» To do
Please copy out, unchanged, the listing lines starting with the line containing "radio-icon bbox=[18, 618, 32, 632]" and going on through the line containing "kkt-input[interactable] bbox=[51, 94, 1056, 121]", both included.

----

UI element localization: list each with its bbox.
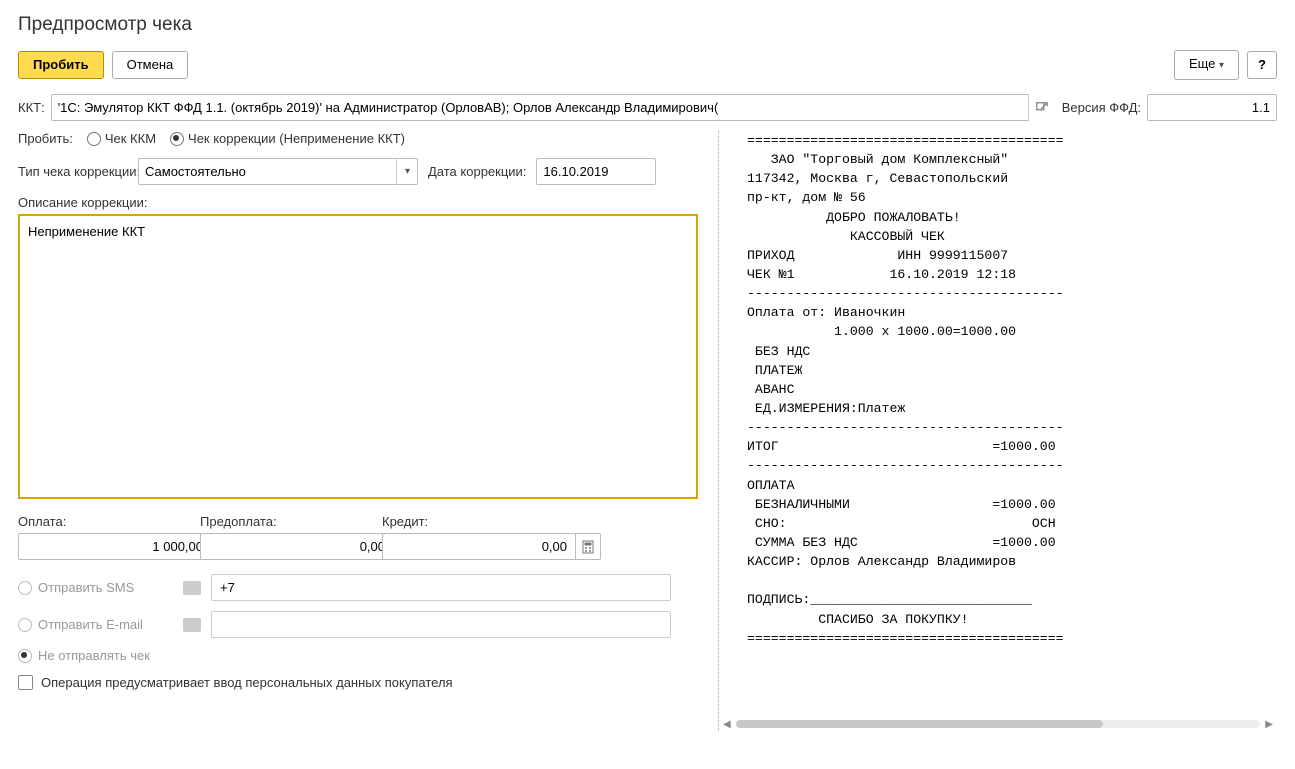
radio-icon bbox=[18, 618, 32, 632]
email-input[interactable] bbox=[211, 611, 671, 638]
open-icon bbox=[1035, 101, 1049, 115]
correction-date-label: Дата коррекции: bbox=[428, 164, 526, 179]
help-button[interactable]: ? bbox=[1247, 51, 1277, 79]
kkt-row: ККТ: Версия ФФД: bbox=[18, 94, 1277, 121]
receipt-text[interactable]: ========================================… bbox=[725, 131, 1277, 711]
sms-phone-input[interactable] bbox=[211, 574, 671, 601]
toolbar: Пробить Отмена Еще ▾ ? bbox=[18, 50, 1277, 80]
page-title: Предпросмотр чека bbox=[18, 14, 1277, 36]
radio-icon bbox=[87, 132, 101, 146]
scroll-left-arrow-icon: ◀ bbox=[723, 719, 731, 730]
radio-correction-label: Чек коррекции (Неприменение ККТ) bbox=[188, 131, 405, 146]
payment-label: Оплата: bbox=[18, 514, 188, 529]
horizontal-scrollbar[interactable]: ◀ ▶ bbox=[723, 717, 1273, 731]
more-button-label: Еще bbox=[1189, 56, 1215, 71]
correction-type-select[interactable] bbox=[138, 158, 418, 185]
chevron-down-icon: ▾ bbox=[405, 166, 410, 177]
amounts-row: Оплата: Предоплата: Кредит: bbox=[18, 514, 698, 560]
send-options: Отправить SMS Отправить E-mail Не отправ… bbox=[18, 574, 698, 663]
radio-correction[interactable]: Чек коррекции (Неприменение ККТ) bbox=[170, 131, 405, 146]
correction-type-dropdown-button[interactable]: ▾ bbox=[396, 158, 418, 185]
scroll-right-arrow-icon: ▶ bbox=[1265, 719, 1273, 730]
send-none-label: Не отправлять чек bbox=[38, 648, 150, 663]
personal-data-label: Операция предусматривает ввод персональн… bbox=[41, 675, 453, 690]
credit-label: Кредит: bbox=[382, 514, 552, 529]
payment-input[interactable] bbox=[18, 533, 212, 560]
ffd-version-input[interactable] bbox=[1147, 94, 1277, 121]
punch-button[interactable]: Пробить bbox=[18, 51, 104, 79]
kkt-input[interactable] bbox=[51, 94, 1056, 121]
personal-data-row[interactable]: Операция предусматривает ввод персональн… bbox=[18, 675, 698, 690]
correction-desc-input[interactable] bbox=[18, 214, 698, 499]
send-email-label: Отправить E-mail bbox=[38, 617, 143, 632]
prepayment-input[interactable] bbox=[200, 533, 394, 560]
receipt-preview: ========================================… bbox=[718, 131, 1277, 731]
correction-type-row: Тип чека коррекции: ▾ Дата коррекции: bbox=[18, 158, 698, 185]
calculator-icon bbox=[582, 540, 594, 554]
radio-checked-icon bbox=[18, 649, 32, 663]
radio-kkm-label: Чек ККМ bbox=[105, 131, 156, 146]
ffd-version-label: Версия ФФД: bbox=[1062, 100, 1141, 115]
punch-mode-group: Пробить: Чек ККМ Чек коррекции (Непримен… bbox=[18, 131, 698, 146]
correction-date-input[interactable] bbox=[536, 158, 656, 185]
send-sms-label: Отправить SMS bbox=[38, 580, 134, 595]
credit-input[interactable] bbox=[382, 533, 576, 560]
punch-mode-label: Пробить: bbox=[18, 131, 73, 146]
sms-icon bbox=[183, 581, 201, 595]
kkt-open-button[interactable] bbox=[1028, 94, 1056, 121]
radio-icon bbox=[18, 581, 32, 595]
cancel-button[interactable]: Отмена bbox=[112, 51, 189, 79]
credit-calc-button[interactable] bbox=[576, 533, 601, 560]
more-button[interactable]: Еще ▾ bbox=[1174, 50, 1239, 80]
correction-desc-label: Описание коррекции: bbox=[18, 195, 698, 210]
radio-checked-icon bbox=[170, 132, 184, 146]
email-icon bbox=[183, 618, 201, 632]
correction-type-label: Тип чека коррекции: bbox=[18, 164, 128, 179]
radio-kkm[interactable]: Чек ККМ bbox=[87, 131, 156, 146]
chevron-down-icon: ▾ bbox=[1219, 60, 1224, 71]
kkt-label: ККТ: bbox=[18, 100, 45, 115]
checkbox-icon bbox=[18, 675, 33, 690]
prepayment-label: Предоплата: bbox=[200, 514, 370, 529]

----

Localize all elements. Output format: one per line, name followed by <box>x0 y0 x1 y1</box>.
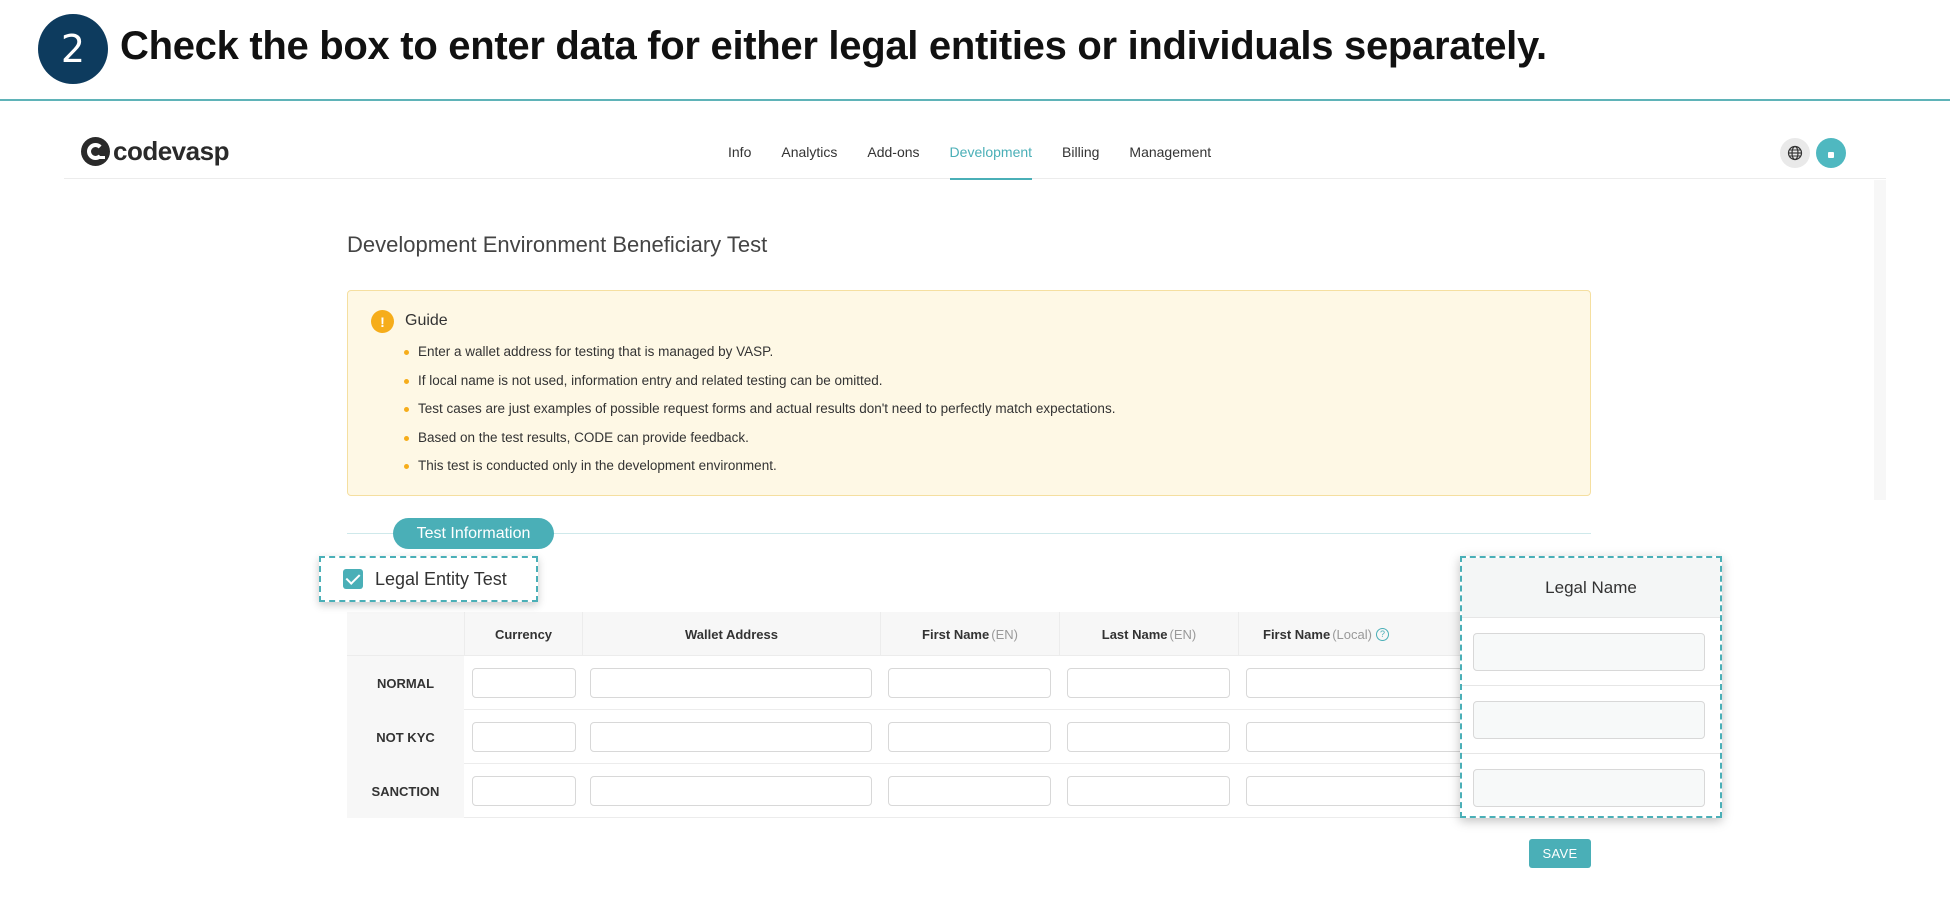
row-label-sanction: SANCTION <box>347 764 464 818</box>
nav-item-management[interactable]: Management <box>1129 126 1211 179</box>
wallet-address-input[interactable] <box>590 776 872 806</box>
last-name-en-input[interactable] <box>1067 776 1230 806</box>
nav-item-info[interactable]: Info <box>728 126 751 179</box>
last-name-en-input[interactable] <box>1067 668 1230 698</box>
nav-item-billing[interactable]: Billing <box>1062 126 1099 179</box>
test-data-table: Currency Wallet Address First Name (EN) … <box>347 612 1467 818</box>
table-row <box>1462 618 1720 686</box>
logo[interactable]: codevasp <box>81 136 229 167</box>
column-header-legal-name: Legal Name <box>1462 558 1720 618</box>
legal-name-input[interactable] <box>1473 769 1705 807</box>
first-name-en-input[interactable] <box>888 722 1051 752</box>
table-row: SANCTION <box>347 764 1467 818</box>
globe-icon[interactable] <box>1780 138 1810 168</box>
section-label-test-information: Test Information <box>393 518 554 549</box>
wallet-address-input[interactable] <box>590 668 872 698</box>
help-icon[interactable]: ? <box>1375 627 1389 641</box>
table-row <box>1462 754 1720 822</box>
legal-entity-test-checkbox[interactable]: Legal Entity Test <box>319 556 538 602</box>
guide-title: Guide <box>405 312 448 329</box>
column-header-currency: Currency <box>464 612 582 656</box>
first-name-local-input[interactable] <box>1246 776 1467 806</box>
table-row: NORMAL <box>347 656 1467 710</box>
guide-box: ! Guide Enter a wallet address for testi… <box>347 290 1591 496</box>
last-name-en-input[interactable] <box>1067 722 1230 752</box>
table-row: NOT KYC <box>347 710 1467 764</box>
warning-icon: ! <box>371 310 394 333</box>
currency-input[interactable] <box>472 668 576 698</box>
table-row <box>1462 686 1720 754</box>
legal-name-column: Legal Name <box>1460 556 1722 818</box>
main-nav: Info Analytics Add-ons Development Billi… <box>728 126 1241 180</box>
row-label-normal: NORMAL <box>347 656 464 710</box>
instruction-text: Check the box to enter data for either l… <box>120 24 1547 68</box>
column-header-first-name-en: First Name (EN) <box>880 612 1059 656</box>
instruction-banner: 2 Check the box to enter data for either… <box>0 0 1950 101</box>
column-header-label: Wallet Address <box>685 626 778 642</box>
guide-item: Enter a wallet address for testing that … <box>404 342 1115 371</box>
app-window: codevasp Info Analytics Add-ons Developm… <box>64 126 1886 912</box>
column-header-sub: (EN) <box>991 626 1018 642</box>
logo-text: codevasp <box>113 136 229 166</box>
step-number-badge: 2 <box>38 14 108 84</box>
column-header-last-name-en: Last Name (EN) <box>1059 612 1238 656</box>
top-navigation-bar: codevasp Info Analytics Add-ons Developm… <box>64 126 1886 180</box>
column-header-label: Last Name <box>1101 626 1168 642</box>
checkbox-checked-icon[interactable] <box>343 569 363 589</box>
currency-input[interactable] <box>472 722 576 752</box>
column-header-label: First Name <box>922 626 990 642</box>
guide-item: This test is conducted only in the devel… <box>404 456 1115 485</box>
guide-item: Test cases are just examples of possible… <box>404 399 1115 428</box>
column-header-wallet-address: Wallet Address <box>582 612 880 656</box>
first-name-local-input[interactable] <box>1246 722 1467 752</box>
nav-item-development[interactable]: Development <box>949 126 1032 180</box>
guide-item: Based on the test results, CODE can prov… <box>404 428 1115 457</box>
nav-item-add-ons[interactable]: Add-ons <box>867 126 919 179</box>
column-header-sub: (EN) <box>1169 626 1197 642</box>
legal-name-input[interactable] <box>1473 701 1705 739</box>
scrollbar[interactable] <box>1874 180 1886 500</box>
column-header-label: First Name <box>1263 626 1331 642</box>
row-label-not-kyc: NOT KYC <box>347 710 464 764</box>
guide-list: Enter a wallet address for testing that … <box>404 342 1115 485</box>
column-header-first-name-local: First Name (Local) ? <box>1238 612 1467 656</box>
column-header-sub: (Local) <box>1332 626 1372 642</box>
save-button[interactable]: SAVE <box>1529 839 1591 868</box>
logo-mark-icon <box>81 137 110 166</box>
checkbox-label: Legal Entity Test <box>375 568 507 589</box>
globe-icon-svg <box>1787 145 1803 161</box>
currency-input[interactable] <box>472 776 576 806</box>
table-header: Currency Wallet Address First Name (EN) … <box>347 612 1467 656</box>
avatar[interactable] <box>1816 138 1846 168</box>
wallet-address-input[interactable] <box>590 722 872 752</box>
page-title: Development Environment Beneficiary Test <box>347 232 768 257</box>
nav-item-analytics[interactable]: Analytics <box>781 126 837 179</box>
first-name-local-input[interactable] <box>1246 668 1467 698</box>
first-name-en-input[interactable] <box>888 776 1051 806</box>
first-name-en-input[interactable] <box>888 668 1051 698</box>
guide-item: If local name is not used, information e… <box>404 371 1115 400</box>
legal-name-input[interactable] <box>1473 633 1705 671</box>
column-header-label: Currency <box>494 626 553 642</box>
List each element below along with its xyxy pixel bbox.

----

» Output below
radio-icon bbox=[18, 618, 32, 632]
email-input[interactable] bbox=[211, 611, 671, 638]
open-icon bbox=[1035, 101, 1049, 115]
correction-date-label: Дата коррекции: bbox=[428, 164, 526, 179]
help-button[interactable]: ? bbox=[1247, 51, 1277, 79]
kkt-row: ККТ: Версия ФФД: bbox=[18, 94, 1277, 121]
receipt-text[interactable]: ========================================… bbox=[725, 131, 1277, 711]
sms-phone-input[interactable] bbox=[211, 574, 671, 601]
toolbar: Пробить Отмена Еще ▾ ? bbox=[18, 50, 1277, 80]
page-title: Предпросмотр чека bbox=[18, 14, 1277, 36]
radio-icon bbox=[87, 132, 101, 146]
scroll-left-arrow-icon: ◀ bbox=[723, 719, 731, 730]
radio-correction-label: Чек коррекции (Неприменение ККТ) bbox=[188, 131, 405, 146]
payment-label: Оплата: bbox=[18, 514, 188, 529]
horizontal-scrollbar[interactable]: ◀ ▶ bbox=[723, 717, 1273, 731]
more-button-label: Еще bbox=[1189, 56, 1215, 71]
correction-type-select[interactable] bbox=[138, 158, 418, 185]
chevron-down-icon: ▾ bbox=[405, 166, 410, 177]
amounts-row: Оплата: Предоплата: Кредит: bbox=[18, 514, 698, 560]
send-options: Отправить SMS Отправить E-mail Не отправ… bbox=[18, 574, 698, 663]
radio-correction[interactable]: Чек коррекции (Неприменение ККТ) bbox=[170, 131, 405, 146]
correction-type-dropdown-button[interactable]: ▾ bbox=[396, 158, 418, 185]
scroll-right-arrow-icon: ▶ bbox=[1265, 719, 1273, 730]
send-none-label: Не отправлять чек bbox=[38, 648, 150, 663]
personal-data-label: Операция предусматривает ввод персональн… bbox=[41, 675, 453, 690]
credit-label: Кредит: bbox=[382, 514, 552, 529]
payment-input[interactable] bbox=[18, 533, 212, 560]
ffd-version-input[interactable] bbox=[1147, 94, 1277, 121]
punch-button[interactable]: Пробить bbox=[18, 51, 104, 79]
kkt-input[interactable] bbox=[51, 94, 1056, 121]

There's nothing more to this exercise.